Short task:
From the listing below, pick out each line with the word "ylabel".

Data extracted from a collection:
***

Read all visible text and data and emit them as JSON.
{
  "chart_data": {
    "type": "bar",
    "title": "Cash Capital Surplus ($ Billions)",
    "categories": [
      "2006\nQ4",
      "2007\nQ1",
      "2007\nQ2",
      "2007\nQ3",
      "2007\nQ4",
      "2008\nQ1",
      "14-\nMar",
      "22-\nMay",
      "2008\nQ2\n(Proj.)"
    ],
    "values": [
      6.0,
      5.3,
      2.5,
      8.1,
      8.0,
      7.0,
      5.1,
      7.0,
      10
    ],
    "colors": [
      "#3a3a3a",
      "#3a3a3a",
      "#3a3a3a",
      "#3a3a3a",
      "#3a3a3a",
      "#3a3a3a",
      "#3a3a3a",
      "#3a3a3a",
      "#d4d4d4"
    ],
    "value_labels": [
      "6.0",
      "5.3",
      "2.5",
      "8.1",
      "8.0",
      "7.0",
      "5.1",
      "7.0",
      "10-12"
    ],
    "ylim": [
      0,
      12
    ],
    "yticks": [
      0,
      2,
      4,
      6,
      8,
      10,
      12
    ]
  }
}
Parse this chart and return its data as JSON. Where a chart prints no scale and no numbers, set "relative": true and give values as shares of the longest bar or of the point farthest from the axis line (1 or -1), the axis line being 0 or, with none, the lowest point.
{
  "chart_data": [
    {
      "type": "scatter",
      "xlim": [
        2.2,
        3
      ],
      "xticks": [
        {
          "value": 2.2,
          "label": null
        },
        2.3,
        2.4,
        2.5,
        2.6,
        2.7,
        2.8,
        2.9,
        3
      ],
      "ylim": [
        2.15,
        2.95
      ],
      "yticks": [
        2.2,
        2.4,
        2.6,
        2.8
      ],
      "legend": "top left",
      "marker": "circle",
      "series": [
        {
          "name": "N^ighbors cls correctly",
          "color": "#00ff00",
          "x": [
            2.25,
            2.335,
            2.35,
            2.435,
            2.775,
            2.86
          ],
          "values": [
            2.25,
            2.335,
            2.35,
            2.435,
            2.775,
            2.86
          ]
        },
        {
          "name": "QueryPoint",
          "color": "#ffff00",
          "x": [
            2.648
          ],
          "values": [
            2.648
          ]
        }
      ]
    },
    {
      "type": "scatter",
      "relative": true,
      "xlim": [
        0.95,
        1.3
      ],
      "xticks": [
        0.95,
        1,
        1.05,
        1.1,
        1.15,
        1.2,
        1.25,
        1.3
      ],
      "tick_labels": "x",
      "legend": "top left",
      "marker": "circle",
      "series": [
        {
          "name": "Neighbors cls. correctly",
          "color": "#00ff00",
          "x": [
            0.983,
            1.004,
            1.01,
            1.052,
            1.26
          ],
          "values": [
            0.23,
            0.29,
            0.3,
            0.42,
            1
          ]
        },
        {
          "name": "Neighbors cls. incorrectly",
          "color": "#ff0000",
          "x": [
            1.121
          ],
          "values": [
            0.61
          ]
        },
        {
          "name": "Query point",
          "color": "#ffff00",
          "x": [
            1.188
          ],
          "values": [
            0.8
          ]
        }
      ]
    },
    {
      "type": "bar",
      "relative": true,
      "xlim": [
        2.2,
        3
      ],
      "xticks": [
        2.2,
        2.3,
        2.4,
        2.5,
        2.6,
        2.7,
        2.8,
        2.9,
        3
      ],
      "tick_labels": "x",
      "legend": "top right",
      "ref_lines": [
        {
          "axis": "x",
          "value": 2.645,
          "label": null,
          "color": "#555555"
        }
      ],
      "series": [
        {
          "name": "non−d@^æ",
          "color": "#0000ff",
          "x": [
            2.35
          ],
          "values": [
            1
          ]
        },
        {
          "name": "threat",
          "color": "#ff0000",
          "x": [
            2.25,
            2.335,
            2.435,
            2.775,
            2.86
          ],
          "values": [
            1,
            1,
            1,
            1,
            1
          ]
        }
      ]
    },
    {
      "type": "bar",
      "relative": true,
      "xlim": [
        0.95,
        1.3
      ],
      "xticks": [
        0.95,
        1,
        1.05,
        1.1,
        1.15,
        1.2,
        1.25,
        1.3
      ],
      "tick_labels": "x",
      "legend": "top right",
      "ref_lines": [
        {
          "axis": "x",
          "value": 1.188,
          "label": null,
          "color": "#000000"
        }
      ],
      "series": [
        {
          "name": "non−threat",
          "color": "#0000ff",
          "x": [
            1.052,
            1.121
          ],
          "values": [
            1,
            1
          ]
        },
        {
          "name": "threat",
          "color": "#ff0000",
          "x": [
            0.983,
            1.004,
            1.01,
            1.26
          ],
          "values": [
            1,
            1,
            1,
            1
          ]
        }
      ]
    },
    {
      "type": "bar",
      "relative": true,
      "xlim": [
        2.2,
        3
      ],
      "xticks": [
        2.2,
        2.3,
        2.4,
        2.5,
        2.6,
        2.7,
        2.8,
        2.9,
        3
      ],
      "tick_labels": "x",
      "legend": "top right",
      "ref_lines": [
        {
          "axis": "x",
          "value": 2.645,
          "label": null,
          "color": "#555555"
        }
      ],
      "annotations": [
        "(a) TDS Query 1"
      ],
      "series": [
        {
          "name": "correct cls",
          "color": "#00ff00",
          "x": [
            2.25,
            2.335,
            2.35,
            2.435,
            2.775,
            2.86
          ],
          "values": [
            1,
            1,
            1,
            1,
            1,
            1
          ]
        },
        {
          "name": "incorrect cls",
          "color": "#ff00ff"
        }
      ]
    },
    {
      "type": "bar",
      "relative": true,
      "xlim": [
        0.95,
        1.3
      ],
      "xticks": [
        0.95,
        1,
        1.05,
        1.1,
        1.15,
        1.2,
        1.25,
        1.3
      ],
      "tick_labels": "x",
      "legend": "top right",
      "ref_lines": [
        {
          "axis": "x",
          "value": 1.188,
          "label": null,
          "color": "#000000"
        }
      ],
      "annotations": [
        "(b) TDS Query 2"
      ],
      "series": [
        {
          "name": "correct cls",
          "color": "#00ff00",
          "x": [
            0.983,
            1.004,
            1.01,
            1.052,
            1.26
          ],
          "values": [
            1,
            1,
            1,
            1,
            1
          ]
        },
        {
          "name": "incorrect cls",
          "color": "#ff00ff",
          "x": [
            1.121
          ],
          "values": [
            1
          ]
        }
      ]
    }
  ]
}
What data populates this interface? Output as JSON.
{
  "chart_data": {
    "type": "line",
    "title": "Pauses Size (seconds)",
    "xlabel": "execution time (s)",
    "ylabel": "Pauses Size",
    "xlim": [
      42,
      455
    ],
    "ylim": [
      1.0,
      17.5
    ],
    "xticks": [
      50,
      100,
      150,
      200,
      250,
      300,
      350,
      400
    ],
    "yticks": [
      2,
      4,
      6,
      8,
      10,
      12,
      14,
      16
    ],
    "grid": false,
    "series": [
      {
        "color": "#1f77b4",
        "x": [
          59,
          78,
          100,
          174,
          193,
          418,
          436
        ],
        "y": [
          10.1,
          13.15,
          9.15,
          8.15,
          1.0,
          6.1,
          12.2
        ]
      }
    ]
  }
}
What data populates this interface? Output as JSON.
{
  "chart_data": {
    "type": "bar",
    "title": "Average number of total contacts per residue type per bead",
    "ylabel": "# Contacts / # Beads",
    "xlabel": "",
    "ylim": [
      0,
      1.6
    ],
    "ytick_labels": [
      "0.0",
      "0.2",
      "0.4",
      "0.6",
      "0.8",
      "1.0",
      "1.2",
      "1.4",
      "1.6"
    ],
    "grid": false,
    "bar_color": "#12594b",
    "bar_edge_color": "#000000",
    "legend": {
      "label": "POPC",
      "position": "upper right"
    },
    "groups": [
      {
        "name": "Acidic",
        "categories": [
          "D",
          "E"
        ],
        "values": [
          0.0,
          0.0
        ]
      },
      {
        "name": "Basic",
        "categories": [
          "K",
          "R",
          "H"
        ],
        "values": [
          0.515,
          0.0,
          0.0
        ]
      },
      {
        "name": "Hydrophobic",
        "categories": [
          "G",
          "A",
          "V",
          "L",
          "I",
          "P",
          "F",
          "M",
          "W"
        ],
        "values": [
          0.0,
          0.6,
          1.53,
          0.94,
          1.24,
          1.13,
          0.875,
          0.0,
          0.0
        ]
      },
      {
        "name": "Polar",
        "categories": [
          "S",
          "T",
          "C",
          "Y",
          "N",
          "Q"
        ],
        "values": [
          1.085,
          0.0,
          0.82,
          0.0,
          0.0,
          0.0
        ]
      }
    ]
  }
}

***

Reply to the exercise:
    "ylabel": "Pauses Size",
    "ylabel": "# Contacts / # Beads",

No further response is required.